═══ LESETEXT ═══

Meine Damen und Herren, dann wird behauptet, wir hätten große Potenziale durch die Kraft-WärmeKopplung und würden sie nicht nutzen. Entschuldigung, Sie wissen, dass die Studie läuft. Das ist nicht etwas, wo wir ausweichen. Aber wenn Sie sich genauer damit befassen würden, worum es geht, dann wüssten Sie, dass das Ermitteln gar nicht so einfach ist. Wir brauchen viele Mitwirkende. Die Studie wird kommen; darauf können Sie sich verlassen.

Übrigens werden wir durch die Vorziehung des Energiekapitels noch einmal unseren Wunsch deutlich machen, dass in Zukunft in sämtlichen Gewerbegebieten eine dezentrale Energieversorgung möglich ist. Wir setzen nicht allein auf Großkraftwerke – das ist überhaupt nicht unser Thema –, aber wir haben ein Problem. Dazu müssten Sie sich von Rot-Grün einmal miteinander unterhalten. Der eine sagt, wir müssten Kraftwerkserneuerung betreiben, weil wir sonst den Co2-Ausstoß nicht reduzieren, der andere sagt, es dürfen keine neuen fossilen Kraftwerke mehr kommen, weil dadurch das Thema verlängert wird.

(Zuruf von André Stinka [SPD])

Herr Stinka, das war bei Ihnen besonders durcheinander. – Wir sind dafür, die Kraftwerkserneuerung voranzutreiben.

(Svenja Schulze [SPD]: Das schaffen Sie ja nicht!)

═══

AUFGABE 1. Geben Sie aus dem Redeauszug zur Energiepolitik den Abschnitt wortgetreu wieder, beginnend mit „Übrigens werden wir“ und endend mit „Sie ja nicht!)“.
AUFGABE 2. Knüpfen Sie an das Ende des Redeauszugs zur Energiepolitik an und führen Sie ihn weiter.

═══ GEGEBENE DATEN ═══

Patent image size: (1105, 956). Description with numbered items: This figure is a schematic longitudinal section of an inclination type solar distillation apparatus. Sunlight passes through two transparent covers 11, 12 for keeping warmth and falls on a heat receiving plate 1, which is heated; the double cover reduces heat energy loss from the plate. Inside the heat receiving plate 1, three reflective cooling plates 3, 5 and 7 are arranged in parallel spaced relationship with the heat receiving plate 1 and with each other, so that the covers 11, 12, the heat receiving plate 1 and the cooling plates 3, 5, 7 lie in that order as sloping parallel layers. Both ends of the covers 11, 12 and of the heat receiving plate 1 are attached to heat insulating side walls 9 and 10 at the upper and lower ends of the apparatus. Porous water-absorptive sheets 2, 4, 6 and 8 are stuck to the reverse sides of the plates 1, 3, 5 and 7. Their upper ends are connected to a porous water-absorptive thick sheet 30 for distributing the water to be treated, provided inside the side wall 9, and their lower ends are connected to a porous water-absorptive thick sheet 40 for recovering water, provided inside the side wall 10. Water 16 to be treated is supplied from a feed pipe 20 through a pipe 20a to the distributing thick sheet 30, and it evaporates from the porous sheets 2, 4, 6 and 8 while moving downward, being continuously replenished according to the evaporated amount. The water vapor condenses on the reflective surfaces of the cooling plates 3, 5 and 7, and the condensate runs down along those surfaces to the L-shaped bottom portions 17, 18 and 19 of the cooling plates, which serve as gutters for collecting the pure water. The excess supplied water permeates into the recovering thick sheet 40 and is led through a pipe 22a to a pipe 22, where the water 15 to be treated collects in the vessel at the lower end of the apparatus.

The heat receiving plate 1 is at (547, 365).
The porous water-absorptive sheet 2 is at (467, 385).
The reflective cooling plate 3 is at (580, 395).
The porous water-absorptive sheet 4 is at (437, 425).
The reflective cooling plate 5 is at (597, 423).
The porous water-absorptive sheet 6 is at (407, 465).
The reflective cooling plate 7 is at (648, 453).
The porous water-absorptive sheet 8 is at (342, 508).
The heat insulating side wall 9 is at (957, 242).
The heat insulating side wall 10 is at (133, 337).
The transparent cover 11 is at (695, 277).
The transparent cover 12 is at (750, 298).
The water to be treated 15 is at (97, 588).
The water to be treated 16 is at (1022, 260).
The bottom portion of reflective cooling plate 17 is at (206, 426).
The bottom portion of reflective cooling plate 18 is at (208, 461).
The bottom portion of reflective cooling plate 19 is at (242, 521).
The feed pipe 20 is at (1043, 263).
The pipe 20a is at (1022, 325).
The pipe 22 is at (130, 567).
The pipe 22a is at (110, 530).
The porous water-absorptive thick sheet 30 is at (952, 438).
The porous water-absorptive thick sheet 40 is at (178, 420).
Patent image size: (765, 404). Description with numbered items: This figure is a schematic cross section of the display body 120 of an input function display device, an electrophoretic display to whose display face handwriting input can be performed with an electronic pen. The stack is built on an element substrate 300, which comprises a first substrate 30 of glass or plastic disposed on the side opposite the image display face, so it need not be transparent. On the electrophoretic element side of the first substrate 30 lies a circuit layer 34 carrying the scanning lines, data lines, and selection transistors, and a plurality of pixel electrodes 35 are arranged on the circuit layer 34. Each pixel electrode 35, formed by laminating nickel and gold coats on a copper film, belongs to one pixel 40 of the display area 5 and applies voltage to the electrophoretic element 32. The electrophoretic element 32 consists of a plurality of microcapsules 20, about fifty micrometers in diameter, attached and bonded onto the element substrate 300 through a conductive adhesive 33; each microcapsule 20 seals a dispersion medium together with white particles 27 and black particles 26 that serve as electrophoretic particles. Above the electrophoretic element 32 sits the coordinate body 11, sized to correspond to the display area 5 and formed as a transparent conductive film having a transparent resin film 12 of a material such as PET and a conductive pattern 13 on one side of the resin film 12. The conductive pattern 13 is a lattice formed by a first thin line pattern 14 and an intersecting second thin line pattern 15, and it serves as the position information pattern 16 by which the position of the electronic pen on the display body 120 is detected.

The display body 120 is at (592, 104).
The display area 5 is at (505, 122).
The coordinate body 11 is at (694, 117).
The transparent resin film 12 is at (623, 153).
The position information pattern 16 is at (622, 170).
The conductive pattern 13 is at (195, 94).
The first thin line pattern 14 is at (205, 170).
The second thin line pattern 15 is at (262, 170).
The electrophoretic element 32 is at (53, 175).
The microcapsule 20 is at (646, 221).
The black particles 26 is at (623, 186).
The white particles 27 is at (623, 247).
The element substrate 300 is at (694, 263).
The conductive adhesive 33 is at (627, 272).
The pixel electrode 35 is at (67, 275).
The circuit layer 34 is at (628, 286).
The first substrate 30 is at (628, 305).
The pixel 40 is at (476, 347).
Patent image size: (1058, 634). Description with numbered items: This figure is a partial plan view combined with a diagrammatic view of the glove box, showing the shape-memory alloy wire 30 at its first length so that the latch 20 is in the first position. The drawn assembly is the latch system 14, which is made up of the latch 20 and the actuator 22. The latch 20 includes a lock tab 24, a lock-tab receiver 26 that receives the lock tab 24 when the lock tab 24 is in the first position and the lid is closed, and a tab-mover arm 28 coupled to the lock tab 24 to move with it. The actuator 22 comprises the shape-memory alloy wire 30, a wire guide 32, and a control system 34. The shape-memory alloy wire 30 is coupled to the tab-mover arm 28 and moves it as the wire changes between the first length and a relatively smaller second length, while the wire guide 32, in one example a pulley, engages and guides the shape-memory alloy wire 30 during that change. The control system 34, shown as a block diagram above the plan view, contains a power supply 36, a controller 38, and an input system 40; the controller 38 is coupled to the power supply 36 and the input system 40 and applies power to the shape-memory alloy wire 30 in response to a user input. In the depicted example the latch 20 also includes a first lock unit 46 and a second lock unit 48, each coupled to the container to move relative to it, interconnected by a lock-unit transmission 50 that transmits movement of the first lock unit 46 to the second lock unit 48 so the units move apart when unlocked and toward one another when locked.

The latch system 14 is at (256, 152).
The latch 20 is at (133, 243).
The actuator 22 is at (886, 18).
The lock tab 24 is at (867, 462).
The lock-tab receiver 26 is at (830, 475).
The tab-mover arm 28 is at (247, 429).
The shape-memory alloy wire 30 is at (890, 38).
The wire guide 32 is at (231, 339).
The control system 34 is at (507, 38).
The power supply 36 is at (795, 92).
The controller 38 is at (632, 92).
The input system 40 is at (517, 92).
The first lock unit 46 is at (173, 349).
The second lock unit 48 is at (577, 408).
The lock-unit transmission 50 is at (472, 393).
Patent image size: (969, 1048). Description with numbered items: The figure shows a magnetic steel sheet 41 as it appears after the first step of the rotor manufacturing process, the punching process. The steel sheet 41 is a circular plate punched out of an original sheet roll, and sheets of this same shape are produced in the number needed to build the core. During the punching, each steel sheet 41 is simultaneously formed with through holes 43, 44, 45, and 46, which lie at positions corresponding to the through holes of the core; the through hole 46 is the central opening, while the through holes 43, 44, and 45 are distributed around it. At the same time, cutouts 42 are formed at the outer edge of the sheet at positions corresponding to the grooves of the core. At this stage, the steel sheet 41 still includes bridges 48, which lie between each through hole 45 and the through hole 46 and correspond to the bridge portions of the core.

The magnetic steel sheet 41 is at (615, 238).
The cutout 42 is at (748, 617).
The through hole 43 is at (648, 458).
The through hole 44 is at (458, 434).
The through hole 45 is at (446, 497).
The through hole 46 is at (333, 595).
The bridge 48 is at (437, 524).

═══

ANTWORT 1.
Übrigens werden wir durch die Vorziehung des Energiekapitels noch einmal unseren Wunsch deutlich machen, dass in Zukunft in sämtlichen Gewerbegebieten eine dezentrale Energieversorgung möglich ist. Wir setzen nicht allein auf Großkraftwerke – das ist überhaupt nicht unser Thema –, aber wir haben ein Problem. Dazu müssten Sie sich von Rot-Grün einmal miteinander unterhalten. Der eine sagt, wir müssten Kraftwerkserneuerung betreiben, weil wir sonst den Co2-Ausstoß nicht reduzieren, der andere sagt, es dürfen keine neuen fossilen Kraftwerke mehr kommen, weil dadurch das Thema verlängert wird.

(Zuruf von André Stinka [SPD])

Herr Stinka, das war bei Ihnen besonders durcheinander. – Wir sind dafür, die Kraftwerkserneuerung voranzutreiben.

(Svenja Schulze [SPD]: Das schaffen Sie ja nicht!)

ANTWORT 2.
Ich bin sehr gespannt, wie weit Ihre Bereitschaft reicht, diesen Weg mitzugehen. Ich nehme Sie gerne einmal auf die Besuche in dem ganzen Land mit. Es gibt niemanden, der im Moment behauptet, die Zeit sei reif, um insgesamt auf große Kraftwerksanlagen zu verzichten. Man kann sich eine solche Welt vorstellen, aber in wie vielen Jahren? Herr

Priggen, ich weiß es nicht. Aber wenn Sie vor dem Hintergrund, dass Sie es heute nicht wissen, den Neubau modernster fossiler Kraftwerke nicht wollen, dann schaden Sie dem Klima. Diese Debatte müssen wir dann führen.

(Beifall von der FDP)

Ich biete an, mich auf den Wegen im ganzen Land zu begleiten, wo sich Krankenhäuser finden, die zwar kleine Blockheizkraftwerke haben, da sie sich schneller hoch- und runterfahren lassen, aber zusätzlich auch Solarthermie auf das Dach installieren, weil sie es nutzen wollen. Aber das ist für sie nicht so stabil, also brauchen sie ergänzend, um die Versorgung hinzubekommen, eine andere Art des Angebots.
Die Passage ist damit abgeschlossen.